"""

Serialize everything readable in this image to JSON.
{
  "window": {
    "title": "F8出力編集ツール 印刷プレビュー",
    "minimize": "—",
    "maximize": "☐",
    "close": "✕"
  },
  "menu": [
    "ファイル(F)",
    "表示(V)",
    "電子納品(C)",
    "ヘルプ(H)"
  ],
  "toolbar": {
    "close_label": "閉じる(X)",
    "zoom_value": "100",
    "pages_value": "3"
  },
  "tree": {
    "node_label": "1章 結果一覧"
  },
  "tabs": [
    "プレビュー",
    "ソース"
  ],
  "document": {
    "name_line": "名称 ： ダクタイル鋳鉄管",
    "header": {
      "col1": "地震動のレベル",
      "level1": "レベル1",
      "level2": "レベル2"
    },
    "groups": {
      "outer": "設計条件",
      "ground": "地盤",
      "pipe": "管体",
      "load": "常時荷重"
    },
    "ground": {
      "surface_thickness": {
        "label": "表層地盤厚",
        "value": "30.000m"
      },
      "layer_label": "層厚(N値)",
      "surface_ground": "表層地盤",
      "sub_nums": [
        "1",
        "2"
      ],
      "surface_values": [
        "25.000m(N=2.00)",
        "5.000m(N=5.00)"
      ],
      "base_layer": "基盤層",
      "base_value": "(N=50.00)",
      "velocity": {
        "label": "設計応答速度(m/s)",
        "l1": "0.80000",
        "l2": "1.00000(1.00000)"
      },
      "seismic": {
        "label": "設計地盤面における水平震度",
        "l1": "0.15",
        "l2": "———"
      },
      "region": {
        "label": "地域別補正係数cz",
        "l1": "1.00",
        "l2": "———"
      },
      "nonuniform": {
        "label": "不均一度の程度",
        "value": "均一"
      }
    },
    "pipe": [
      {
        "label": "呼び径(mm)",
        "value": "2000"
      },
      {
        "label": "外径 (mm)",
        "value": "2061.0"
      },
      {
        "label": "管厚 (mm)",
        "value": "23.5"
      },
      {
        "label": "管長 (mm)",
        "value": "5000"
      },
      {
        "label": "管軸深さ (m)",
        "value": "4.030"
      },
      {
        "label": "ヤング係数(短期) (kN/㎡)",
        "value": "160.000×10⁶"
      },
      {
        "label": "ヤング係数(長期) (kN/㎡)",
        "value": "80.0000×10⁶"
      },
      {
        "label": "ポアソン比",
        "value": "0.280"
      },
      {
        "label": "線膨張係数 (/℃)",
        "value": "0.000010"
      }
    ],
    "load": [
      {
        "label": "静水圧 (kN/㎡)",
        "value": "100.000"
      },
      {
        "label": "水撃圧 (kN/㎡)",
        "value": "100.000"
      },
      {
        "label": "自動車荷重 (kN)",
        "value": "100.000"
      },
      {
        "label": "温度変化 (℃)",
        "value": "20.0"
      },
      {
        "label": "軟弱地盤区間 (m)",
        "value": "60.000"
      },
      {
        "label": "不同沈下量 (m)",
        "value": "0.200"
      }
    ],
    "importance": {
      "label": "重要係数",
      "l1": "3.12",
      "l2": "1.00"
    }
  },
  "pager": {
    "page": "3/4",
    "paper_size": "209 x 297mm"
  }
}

"""
"""

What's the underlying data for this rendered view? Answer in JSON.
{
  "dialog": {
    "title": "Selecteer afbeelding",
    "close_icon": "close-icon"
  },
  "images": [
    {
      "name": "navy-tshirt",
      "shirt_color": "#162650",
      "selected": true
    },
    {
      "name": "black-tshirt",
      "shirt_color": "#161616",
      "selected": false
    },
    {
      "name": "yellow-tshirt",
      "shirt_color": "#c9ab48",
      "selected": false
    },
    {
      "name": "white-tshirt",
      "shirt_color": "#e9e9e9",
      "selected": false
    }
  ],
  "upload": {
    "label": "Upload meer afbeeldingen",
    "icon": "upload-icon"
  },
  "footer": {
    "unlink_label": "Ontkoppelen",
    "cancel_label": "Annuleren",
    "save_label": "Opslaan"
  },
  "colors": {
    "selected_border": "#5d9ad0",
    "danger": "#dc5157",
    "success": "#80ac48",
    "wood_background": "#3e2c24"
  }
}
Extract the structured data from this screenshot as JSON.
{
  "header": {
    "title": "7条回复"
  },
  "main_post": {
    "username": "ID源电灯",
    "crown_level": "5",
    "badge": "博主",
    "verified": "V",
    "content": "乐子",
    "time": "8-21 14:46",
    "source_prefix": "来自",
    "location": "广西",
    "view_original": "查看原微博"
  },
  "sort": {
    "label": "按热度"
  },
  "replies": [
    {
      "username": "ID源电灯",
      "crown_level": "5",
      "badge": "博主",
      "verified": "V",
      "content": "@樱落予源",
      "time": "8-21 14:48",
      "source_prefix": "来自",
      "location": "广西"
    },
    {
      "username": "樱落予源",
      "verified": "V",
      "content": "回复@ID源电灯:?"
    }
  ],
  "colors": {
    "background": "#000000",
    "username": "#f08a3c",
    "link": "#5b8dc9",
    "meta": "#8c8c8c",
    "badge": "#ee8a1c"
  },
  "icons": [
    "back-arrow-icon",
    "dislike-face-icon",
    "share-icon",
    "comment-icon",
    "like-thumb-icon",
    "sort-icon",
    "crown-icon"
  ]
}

"""
"""

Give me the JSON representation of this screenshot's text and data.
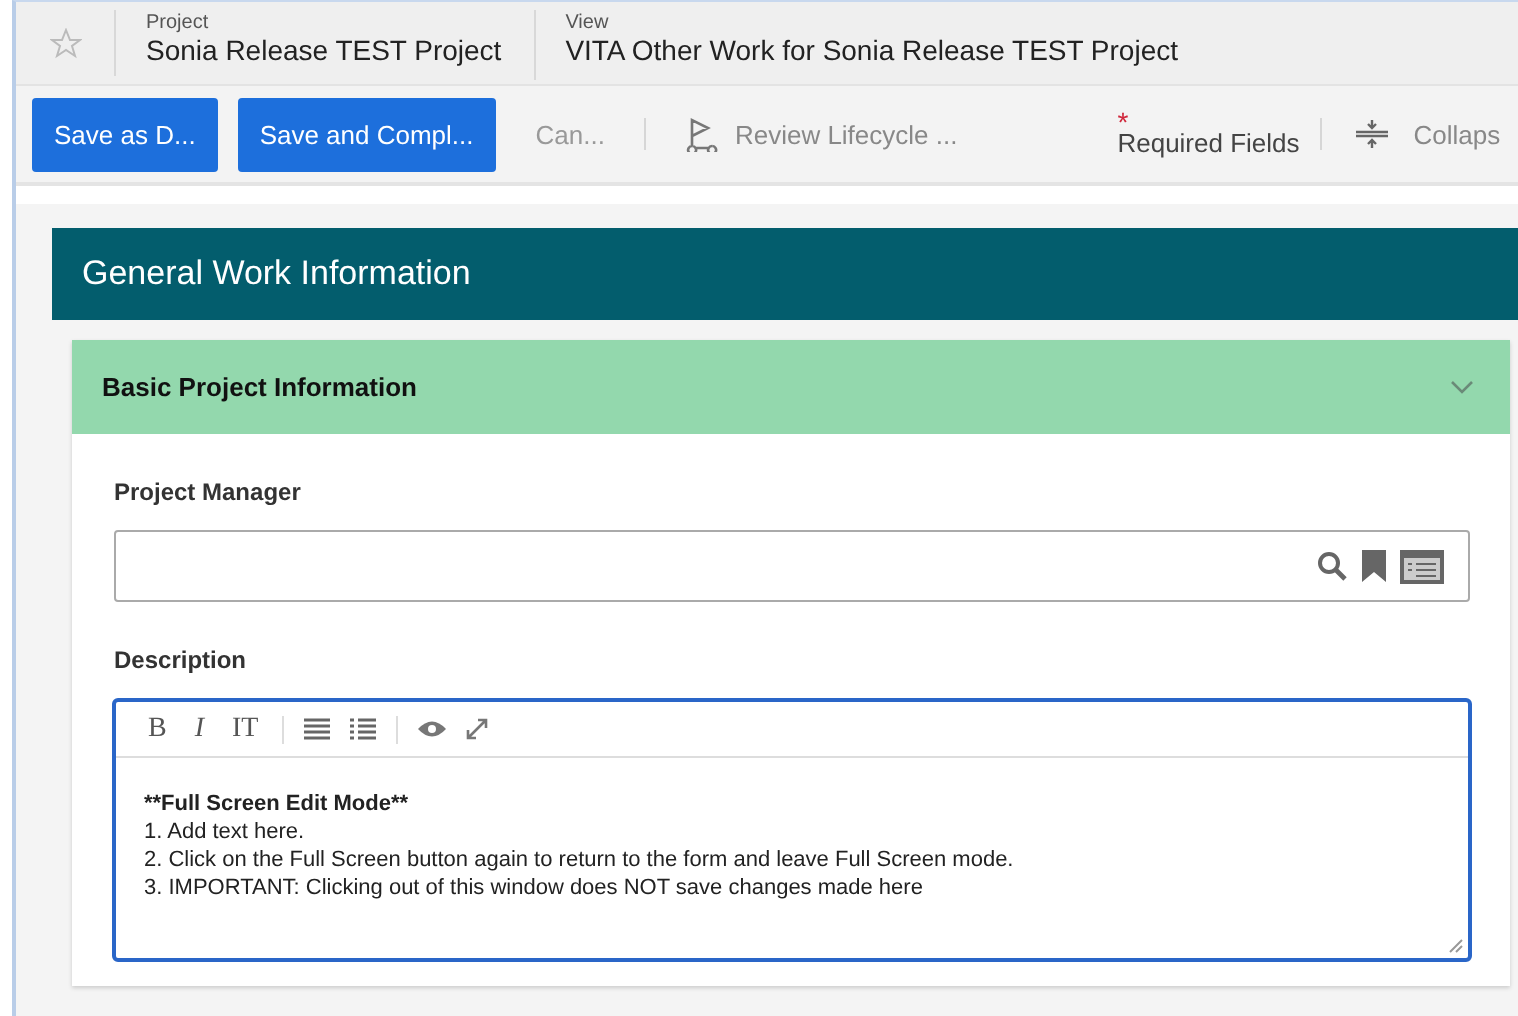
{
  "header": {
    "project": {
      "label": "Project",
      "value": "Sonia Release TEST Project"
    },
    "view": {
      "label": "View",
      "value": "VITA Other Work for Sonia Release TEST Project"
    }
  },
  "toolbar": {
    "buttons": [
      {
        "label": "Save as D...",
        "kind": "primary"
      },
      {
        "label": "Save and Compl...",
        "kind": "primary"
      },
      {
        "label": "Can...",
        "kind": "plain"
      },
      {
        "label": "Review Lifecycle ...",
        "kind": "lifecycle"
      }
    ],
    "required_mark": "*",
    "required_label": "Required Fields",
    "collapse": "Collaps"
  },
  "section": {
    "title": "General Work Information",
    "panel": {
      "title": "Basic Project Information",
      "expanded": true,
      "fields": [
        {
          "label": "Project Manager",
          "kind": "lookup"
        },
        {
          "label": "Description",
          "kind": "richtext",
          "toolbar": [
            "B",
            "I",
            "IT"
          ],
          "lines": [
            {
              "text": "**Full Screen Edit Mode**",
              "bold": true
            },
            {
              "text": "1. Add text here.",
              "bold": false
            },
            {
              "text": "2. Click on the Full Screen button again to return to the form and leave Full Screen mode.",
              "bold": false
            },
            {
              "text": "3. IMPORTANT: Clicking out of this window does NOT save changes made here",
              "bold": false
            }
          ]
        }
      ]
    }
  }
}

"""

Find how many of the lines above have the word "Work" in them. State only that number.

2